Work to be completed
Every entry must be duplicated precisely as written.

The data
^^^^

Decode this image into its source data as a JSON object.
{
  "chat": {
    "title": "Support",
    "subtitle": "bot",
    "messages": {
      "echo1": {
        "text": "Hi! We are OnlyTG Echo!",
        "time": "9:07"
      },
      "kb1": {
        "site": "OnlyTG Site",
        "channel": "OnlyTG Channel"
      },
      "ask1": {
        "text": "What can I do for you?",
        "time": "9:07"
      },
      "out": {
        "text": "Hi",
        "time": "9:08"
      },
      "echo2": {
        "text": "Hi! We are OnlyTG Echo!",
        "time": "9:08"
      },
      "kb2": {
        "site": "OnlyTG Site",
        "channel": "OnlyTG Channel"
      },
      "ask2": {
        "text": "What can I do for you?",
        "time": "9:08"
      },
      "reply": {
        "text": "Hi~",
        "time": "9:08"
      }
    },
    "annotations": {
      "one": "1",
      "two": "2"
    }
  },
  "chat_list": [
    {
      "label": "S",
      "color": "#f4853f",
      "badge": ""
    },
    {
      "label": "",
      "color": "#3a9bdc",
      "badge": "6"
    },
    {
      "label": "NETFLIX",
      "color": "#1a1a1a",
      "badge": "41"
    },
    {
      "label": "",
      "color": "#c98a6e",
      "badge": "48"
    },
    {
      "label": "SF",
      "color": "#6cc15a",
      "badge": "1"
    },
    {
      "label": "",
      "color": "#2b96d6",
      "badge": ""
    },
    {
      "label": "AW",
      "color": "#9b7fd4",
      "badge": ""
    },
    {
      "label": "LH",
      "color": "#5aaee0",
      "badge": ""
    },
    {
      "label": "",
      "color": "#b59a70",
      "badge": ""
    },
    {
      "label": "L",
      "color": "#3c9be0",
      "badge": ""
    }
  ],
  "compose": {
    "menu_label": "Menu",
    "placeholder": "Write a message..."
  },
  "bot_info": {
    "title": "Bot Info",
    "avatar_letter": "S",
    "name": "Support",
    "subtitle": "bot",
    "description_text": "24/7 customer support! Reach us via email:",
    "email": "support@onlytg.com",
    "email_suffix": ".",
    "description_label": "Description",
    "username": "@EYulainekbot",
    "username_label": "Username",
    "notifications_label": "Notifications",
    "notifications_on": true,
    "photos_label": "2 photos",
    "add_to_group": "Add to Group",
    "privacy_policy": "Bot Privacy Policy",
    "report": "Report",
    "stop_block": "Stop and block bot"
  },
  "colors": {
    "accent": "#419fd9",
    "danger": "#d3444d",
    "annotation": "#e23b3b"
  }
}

^^^^

Response to the exercise
Decode this image into its source data as a JSON object.
{
  "chat": {
    "title": "Support",
    "subtitle": "bot",
    "messages": {
      "echo1": {
        "text": "Hi! We are OnlyTG Echo!",
        "time": "9:07"
      },
      "kb1": {
        "site": "OnlyTG Site",
        "channel": "OnlyTG Channel"
      },
      "ask1": {
        "text": "What can I do for you?",
        "time": "9:07"
      },
      "out": {
        "text": "Hi",
        "time": "9:08"
      },
      "echo2": {
        "text": "Hi! We are OnlyTG Echo!",
        "time": "9:08"
      },
      "kb2": {
        "site": "OnlyTG Site",
        "channel": "OnlyTG Channel"
      },
      "ask2": {
        "text": "What can I do for you?",
        "time": "9:08"
      },
      "reply": {
        "text": "Hi~",
        "time": "9:08"
      }
    },
    "annotations": {
      "one": "1",
      "two": "2"
    }
  },
  "chat_list": [
    {
      "label": "S",
      "color": "#f4853f",
      "badge": ""
    },
    {
      "label": "",
      "color": "#3a9bdc",
      "badge": "6"
    },
    {
      "label": "NETFLIX",
      "color": "#1a1a1a",
      "badge": "41"
    },
    {
      "label": "",
      "color": "#c98a6e",
      "badge": "48"
    },
    {
      "label": "SF",
      "color": "#6cc15a",
      "badge": "1"
    },
    {
      "label": "",
      "color": "#2b96d6",
      "badge": ""
    },
    {
      "label": "AW",
      "color": "#9b7fd4",
      "badge": ""
    },
    {
      "label": "LH",
      "color": "#5aaee0",
      "badge": ""
    },
    {
      "label": "",
      "color": "#b59a70",
      "badge": ""
    },
    {
      "label": "L",
      "color": "#3c9be0",
      "badge": ""
    }
  ],
  "compose": {
    "menu_label": "Menu",
    "placeholder": "Write a message..."
  },
  "bot_info": {
    "title": "Bot Info",
    "avatar_letter": "S",
    "name": "Support",
    "subtitle": "bot",
    "description_text": "24/7 customer support! Reach us via email:",
    "email": "support@onlytg.com",
    "email_suffix": ".",
    "description_label": "Description",
    "username": "@EYulainekbot",
    "username_label": "Username",
    "notifications_label": "Notifications",
    "notifications_on": true,
    "photos_label": "2 photos",
    "add_to_group": "Add to Group",
    "privacy_policy": "Bot Privacy Policy",
    "report": "Report",
    "stop_block": "Stop and block bot"
  },
  "colors": {
    "accent": "#419fd9",
    "danger": "#d3444d",
    "annotation": "#e23b3b"
  }
}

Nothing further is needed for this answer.